##### The data
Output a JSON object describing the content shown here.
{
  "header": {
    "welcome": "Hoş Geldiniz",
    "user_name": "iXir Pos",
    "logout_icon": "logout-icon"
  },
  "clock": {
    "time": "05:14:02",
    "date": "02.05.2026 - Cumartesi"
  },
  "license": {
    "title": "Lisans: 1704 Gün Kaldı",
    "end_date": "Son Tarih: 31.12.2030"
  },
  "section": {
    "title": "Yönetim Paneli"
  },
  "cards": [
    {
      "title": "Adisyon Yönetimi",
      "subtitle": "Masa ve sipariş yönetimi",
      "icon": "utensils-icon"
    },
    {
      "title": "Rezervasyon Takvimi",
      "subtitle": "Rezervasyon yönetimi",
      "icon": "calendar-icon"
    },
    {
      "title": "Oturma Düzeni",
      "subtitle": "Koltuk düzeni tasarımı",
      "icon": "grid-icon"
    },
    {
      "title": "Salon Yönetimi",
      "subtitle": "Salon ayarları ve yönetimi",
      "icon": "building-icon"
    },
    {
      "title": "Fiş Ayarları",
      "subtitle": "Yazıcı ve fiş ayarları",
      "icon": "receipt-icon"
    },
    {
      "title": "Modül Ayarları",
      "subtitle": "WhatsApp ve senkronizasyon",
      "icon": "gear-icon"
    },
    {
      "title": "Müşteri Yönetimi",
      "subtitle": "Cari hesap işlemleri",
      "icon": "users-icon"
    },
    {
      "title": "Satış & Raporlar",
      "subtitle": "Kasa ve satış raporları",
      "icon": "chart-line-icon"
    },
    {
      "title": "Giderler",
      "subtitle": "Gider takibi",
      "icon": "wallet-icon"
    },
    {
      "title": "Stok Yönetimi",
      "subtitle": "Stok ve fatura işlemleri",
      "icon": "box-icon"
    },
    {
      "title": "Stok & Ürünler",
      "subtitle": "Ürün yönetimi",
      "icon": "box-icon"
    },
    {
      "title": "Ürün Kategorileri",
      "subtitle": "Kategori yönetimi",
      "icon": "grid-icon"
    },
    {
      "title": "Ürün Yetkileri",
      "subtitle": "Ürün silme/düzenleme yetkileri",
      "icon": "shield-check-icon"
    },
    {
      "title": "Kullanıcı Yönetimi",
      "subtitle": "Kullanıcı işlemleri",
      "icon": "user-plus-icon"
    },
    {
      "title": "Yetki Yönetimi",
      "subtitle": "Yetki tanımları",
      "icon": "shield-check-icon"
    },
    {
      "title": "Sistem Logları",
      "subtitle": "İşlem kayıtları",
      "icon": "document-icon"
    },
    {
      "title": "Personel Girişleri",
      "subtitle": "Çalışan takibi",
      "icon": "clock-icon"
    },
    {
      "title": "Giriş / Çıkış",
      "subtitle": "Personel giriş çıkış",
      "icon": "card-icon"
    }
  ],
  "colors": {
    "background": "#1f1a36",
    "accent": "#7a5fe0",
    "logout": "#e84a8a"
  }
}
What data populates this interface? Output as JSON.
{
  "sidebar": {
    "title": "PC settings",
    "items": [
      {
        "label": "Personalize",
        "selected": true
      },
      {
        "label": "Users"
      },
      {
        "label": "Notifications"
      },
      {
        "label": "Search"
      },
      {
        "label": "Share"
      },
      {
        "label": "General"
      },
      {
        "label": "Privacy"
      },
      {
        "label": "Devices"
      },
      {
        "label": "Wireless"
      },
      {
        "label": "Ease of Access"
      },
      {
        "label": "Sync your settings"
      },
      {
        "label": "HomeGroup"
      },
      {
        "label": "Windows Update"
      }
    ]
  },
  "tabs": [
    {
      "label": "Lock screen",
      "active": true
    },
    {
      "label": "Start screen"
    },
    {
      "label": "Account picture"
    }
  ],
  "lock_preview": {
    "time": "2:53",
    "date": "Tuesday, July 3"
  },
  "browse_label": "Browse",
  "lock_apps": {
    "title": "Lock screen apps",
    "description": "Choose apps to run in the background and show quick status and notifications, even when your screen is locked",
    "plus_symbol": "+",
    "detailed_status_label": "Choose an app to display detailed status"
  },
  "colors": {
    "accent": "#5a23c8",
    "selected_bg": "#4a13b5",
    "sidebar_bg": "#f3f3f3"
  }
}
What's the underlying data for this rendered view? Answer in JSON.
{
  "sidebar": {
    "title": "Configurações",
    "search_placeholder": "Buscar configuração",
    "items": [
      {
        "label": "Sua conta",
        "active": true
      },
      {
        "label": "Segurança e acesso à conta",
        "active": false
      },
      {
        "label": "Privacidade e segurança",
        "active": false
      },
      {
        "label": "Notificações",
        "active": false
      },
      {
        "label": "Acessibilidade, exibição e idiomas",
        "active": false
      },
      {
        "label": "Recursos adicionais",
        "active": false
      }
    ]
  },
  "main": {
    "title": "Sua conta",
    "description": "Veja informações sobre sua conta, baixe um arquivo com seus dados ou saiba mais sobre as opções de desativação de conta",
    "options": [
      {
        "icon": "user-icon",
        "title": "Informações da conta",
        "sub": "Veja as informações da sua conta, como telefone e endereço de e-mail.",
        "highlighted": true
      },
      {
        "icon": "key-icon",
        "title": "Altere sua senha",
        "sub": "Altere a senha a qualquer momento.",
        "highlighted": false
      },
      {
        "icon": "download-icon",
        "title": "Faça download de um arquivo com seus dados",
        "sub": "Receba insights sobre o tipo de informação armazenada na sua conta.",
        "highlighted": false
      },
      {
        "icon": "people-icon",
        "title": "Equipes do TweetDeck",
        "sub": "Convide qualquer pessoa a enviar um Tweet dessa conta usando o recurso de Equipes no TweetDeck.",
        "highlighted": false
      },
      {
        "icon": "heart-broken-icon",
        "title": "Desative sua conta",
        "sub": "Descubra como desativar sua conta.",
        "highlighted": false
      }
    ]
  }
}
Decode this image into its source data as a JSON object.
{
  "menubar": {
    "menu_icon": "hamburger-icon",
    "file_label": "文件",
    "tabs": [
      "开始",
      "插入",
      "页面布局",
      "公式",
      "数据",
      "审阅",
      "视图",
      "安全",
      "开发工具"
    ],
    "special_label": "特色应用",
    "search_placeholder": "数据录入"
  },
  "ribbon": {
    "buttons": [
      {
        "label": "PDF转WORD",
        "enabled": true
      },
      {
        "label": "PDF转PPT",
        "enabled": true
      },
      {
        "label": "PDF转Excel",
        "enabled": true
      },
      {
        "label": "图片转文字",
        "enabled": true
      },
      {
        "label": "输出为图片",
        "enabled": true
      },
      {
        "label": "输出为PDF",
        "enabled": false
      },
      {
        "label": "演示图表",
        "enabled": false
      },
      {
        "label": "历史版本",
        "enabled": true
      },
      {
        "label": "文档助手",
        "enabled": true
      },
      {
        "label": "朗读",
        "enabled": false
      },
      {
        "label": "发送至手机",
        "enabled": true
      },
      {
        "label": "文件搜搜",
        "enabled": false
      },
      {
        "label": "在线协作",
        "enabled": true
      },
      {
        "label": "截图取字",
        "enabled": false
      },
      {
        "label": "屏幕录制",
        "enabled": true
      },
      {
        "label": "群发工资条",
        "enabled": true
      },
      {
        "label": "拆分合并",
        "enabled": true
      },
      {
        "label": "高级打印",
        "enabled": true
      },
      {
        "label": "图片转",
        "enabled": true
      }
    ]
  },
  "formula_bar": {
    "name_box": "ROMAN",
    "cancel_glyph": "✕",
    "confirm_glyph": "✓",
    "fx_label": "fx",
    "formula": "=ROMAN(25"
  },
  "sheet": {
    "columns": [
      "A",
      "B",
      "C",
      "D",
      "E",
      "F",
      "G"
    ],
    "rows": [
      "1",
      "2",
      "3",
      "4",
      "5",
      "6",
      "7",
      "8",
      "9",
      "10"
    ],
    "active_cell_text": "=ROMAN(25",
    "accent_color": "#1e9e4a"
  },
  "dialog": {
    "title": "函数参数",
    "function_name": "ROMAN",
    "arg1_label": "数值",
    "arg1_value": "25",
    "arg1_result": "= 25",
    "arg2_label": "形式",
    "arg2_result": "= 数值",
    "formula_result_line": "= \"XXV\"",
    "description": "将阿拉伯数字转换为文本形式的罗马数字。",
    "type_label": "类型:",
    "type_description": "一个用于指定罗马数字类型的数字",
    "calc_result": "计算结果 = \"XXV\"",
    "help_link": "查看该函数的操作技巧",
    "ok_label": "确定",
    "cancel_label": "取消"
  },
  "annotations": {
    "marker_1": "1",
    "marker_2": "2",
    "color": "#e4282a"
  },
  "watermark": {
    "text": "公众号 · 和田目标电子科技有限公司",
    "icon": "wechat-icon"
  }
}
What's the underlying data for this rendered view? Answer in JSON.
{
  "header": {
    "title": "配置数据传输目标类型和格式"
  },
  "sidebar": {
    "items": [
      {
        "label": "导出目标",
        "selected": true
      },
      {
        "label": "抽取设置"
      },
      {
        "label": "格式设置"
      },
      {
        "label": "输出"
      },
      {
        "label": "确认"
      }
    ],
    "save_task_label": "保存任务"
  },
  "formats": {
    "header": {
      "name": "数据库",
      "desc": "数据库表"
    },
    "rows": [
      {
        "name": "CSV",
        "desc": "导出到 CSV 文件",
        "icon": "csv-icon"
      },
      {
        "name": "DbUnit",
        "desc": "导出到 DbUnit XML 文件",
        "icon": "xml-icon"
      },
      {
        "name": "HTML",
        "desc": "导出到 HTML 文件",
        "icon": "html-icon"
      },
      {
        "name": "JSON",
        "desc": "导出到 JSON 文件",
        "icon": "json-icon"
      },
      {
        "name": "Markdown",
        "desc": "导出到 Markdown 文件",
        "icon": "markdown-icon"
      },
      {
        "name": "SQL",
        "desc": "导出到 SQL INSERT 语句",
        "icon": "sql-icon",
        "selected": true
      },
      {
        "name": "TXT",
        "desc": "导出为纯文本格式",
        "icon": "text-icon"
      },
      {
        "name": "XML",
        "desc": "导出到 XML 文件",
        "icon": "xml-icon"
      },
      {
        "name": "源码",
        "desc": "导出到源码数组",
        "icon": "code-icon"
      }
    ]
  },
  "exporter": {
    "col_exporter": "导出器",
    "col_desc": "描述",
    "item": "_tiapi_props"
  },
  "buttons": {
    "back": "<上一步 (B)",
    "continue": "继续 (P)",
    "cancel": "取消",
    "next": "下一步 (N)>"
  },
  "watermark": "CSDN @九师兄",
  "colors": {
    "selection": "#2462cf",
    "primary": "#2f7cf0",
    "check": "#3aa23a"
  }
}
##########
Copy every line above in which the string "object" shows up.

Output a JSON object describing the content shown here.
Decode this image into its source data as a JSON object.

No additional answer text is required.